# CHALLENGE
Copy every line of the listing exactly.

# DATA FOR PROCESSING
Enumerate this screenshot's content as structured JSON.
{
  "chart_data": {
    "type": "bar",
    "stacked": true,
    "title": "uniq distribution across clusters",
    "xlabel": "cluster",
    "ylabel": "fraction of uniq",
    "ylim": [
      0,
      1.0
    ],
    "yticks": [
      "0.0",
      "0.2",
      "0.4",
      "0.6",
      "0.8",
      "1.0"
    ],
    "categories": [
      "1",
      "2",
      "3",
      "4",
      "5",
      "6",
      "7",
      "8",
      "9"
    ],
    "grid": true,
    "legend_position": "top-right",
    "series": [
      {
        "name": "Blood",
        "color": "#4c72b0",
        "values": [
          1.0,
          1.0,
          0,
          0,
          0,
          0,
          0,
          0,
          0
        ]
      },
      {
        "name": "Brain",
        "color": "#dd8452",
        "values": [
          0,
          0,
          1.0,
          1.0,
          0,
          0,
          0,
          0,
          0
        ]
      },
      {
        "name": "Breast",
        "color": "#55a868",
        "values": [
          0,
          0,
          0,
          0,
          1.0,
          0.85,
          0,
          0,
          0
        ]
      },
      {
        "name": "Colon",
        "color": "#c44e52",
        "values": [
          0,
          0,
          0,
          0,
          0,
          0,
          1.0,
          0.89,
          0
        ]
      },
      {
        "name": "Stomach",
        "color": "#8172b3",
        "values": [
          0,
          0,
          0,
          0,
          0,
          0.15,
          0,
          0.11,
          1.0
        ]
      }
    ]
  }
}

# WRITTEN RESPONSE
Enumerate this screenshot's content as structured JSON.
{
  "chart_data": {
    "type": "bar",
    "stacked": true,
    "title": "uniq distribution across clusters",
    "xlabel": "cluster",
    "ylabel": "fraction of uniq",
    "ylim": [
      0,
      1.0
    ],
    "yticks": [
      "0.0",
      "0.2",
      "0.4",
      "0.6",
      "0.8",
      "1.0"
    ],
    "categories": [
      "1",
      "2",
      "3",
      "4",
      "5",
      "6",
      "7",
      "8",
      "9"
    ],
    "grid": true,
    "legend_position": "top-right",
    "series": [
      {
        "name": "Blood",
        "color": "#4c72b0",
        "values": [
          1.0,
          1.0,
          0,
          0,
          0,
          0,
          0,
          0,
          0
        ]
      },
      {
        "name": "Brain",
        "color": "#dd8452",
        "values": [
          0,
          0,
          1.0,
          1.0,
          0,
          0,
          0,
          0,
          0
        ]
      },
      {
        "name": "Breast",
        "color": "#55a868",
        "values": [
          0,
          0,
          0,
          0,
          1.0,
          0.85,
          0,
          0,
          0
        ]
      },
      {
        "name": "Colon",
        "color": "#c44e52",
        "values": [
          0,
          0,
          0,
          0,
          0,
          0,
          1.0,
          0.89,
          0
        ]
      },
      {
        "name": "Stomach",
        "color": "#8172b3",
        "values": [
          0,
          0,
          0,
          0,
          0,
          0.15,
          0,
          0.11,
          1.0
        ]
      }
    ]
  }
}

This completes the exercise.